Saved data entries:
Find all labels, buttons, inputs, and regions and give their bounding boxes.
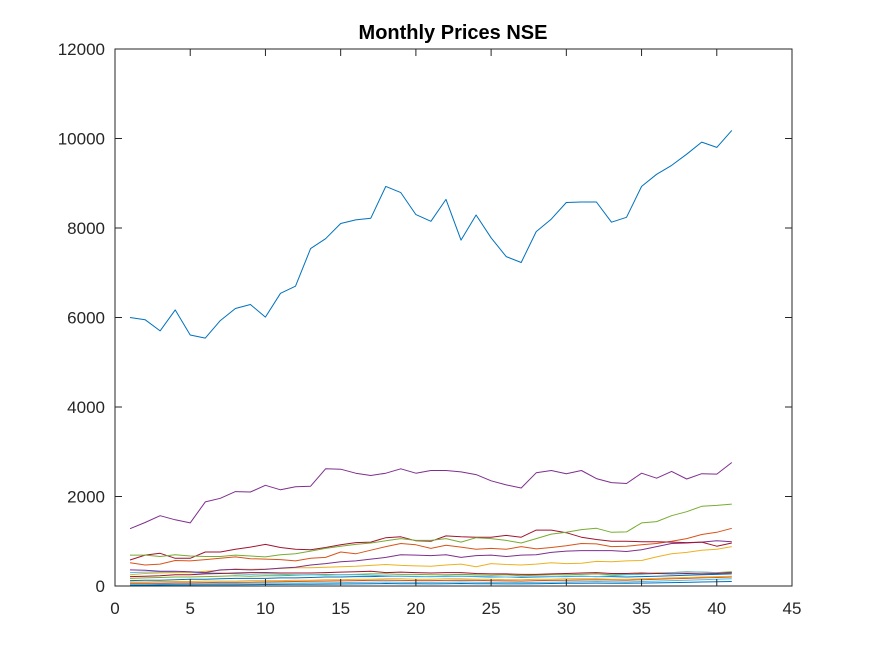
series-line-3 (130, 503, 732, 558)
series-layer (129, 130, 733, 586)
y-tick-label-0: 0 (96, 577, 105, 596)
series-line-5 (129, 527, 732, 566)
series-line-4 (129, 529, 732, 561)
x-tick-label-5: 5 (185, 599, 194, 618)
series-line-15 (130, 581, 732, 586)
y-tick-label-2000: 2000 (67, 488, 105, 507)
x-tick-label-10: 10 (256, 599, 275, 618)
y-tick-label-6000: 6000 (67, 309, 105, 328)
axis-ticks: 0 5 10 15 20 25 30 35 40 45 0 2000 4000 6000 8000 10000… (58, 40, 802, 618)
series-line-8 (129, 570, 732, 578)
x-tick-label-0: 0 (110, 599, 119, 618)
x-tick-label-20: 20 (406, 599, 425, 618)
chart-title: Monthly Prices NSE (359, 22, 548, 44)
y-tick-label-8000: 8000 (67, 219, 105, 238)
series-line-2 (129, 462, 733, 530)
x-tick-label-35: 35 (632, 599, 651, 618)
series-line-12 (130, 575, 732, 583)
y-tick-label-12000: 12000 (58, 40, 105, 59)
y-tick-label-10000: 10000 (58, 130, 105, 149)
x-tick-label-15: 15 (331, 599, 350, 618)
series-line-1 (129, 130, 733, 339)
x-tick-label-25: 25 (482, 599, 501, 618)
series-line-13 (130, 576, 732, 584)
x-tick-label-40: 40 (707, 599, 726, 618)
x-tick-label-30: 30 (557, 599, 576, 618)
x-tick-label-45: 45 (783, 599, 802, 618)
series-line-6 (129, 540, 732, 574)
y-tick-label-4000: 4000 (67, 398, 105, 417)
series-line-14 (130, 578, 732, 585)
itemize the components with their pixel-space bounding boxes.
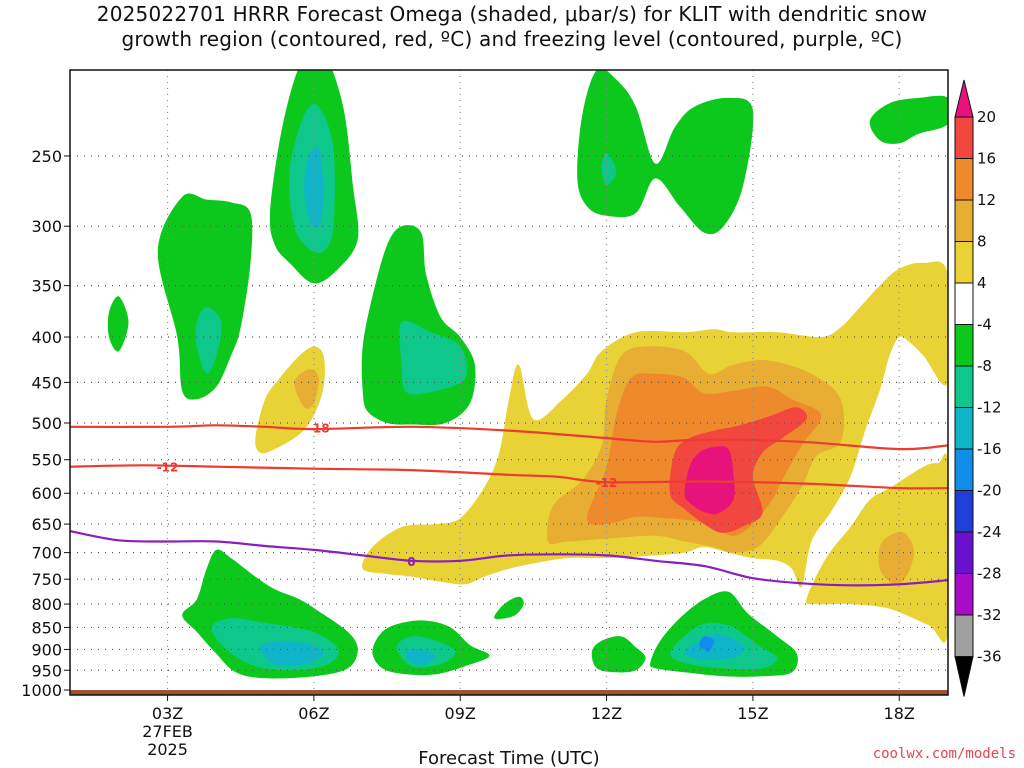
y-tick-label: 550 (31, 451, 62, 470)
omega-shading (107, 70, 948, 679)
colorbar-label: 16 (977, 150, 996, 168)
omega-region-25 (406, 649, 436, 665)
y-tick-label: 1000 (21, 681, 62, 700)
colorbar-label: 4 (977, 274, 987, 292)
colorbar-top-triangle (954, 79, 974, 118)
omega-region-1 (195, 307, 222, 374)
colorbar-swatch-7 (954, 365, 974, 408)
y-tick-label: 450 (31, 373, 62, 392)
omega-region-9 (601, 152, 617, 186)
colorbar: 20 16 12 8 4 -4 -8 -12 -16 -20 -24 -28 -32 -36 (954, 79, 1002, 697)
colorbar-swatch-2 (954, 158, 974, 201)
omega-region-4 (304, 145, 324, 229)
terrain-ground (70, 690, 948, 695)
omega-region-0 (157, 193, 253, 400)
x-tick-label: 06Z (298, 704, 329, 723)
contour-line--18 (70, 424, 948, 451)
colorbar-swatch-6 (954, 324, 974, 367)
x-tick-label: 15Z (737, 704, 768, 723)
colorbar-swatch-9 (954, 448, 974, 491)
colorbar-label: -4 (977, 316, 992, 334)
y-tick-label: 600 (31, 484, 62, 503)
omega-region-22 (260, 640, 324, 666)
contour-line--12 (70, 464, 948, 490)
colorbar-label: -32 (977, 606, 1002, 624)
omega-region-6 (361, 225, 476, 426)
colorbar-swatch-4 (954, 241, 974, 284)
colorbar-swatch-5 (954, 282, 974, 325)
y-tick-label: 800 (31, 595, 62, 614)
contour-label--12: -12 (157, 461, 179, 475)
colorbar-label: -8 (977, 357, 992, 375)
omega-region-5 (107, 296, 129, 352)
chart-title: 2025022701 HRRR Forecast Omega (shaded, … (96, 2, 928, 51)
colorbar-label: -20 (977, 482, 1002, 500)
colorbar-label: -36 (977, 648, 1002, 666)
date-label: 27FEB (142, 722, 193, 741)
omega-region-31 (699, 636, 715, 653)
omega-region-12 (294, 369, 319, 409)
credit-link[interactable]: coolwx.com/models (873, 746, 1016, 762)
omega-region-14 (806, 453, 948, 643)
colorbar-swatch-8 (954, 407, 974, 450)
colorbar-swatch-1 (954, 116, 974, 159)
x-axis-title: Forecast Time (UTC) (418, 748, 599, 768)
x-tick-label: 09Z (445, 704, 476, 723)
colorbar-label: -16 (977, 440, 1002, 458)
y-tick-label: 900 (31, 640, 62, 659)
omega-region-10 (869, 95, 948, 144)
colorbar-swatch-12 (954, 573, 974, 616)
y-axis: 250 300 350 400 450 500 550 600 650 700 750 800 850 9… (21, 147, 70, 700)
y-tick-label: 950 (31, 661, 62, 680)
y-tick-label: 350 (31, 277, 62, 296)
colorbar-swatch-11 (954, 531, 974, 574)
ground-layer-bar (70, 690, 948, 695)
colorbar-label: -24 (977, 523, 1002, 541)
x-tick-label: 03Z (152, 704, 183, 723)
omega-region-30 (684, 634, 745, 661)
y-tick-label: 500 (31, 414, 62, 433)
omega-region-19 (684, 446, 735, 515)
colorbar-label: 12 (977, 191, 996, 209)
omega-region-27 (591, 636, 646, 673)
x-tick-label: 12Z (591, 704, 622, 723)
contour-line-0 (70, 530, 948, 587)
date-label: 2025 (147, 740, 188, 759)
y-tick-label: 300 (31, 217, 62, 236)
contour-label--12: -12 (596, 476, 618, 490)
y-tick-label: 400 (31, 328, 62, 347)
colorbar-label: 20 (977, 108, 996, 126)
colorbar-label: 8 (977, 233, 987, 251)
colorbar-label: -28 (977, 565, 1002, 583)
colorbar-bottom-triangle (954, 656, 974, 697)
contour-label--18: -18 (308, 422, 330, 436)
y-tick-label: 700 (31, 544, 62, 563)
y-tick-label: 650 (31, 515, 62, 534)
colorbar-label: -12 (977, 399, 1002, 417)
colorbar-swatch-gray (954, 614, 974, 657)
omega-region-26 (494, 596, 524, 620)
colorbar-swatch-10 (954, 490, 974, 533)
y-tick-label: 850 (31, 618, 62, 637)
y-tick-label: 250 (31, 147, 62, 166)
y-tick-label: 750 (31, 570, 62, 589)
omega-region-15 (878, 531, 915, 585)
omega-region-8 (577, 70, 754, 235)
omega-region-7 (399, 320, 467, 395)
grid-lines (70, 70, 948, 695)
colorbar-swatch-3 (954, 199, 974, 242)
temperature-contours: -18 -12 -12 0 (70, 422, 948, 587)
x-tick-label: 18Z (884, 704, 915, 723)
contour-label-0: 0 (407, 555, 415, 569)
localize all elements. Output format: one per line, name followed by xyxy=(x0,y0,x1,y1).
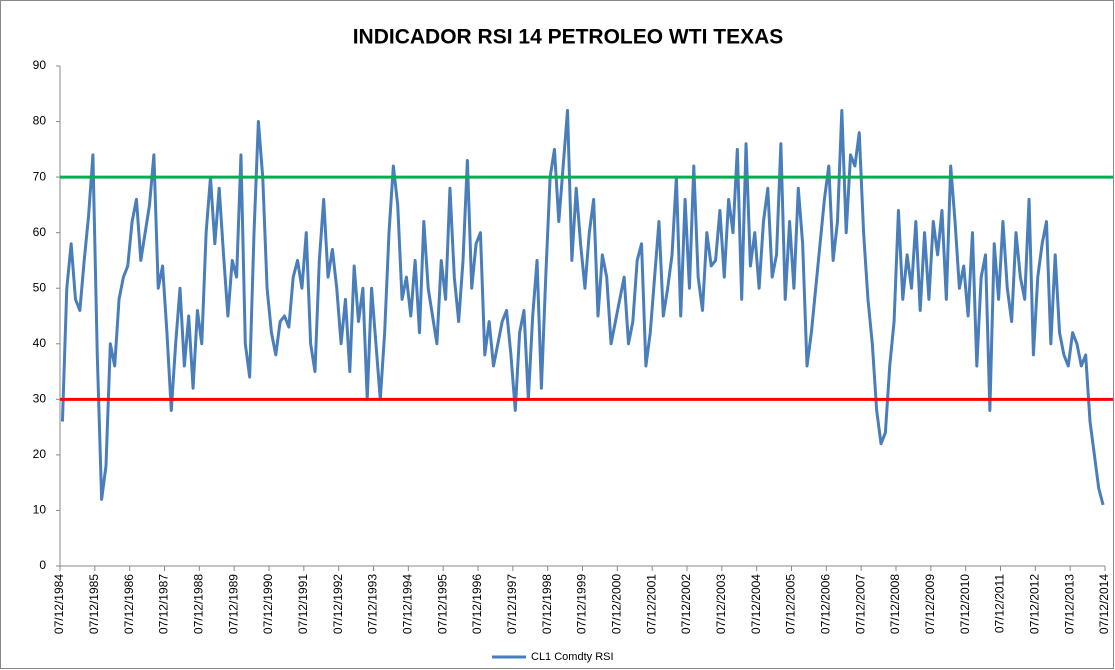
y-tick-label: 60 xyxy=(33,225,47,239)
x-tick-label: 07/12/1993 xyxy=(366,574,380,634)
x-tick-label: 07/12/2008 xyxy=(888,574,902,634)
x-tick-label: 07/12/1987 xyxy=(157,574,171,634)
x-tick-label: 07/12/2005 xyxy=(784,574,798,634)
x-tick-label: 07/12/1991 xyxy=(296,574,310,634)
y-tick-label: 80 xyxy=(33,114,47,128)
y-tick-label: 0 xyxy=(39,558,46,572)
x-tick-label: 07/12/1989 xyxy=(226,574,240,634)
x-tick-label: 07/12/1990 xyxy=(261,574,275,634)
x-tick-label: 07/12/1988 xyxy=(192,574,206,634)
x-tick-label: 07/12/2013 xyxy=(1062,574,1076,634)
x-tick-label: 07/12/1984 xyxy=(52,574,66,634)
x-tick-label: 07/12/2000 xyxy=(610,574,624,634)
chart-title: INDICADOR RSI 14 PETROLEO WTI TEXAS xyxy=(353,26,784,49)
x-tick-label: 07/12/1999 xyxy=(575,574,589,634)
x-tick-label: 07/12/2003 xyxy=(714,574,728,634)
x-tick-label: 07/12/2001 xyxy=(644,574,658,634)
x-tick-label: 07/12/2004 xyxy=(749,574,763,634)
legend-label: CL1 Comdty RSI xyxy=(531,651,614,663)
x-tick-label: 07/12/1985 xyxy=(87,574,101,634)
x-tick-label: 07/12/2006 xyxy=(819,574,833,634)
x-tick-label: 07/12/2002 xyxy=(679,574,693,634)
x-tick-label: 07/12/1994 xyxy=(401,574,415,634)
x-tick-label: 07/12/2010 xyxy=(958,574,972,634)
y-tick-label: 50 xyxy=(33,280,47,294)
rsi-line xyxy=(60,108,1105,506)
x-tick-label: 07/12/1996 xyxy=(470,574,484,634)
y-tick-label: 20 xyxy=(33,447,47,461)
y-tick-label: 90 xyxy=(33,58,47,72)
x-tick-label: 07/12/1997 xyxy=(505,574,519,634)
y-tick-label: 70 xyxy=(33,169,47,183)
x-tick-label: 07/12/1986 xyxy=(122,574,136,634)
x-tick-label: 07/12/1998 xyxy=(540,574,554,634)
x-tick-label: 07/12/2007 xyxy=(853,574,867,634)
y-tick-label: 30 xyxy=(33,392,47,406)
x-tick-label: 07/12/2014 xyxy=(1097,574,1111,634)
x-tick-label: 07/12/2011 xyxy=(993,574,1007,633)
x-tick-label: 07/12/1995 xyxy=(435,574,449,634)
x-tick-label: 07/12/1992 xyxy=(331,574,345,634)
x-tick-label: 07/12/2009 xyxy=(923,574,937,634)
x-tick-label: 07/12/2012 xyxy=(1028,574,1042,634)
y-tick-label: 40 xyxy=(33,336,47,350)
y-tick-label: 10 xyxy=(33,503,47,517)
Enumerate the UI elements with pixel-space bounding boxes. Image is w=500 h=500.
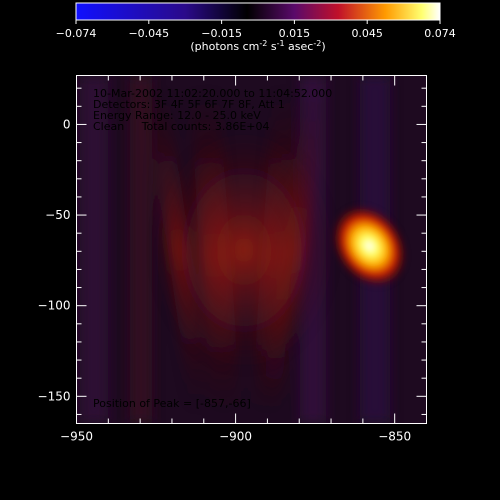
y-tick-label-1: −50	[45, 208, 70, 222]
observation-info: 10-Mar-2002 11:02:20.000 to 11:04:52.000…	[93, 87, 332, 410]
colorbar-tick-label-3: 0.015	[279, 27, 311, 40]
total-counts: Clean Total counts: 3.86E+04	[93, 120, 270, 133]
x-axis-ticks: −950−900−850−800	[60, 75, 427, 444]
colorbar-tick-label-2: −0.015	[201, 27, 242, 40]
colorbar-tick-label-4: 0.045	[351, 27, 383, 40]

Stated problem: Print the lines of the material exactly as they appear, beginning with the line that contains "y-tick-label: 60 xyxy=(33,225,47,239)" and ending after the line that contains "x-tick-label: 07/12/2006 xyxy=(819,574,833,634)".

Exercise response:
y-tick-label: 60 xyxy=(33,225,47,239)
x-tick-label: 07/12/1993 xyxy=(366,574,380,634)
x-tick-label: 07/12/2008 xyxy=(888,574,902,634)
x-tick-label: 07/12/1987 xyxy=(157,574,171,634)
x-tick-label: 07/12/2005 xyxy=(784,574,798,634)
x-tick-label: 07/12/1991 xyxy=(296,574,310,634)
y-tick-label: 80 xyxy=(33,114,47,128)
y-tick-label: 0 xyxy=(39,558,46,572)
x-tick-label: 07/12/1989 xyxy=(226,574,240,634)
x-tick-label: 07/12/1990 xyxy=(261,574,275,634)
x-tick-label: 07/12/1988 xyxy=(192,574,206,634)
x-tick-label: 07/12/2013 xyxy=(1062,574,1076,634)
x-tick-label: 07/12/1984 xyxy=(52,574,66,634)
x-tick-label: 07/12/2000 xyxy=(610,574,624,634)
chart-title: INDICADOR RSI 14 PETROLEO WTI TEXAS xyxy=(353,26,784,49)
x-tick-label: 07/12/1999 xyxy=(575,574,589,634)
x-tick-label: 07/12/2003 xyxy=(714,574,728,634)
x-tick-label: 07/12/2001 xyxy=(644,574,658,634)
x-tick-label: 07/12/2004 xyxy=(749,574,763,634)
legend-label: CL1 Comdty RSI xyxy=(531,651,614,663)
x-tick-label: 07/12/1985 xyxy=(87,574,101,634)
x-tick-label: 07/12/2006 xyxy=(819,574,833,634)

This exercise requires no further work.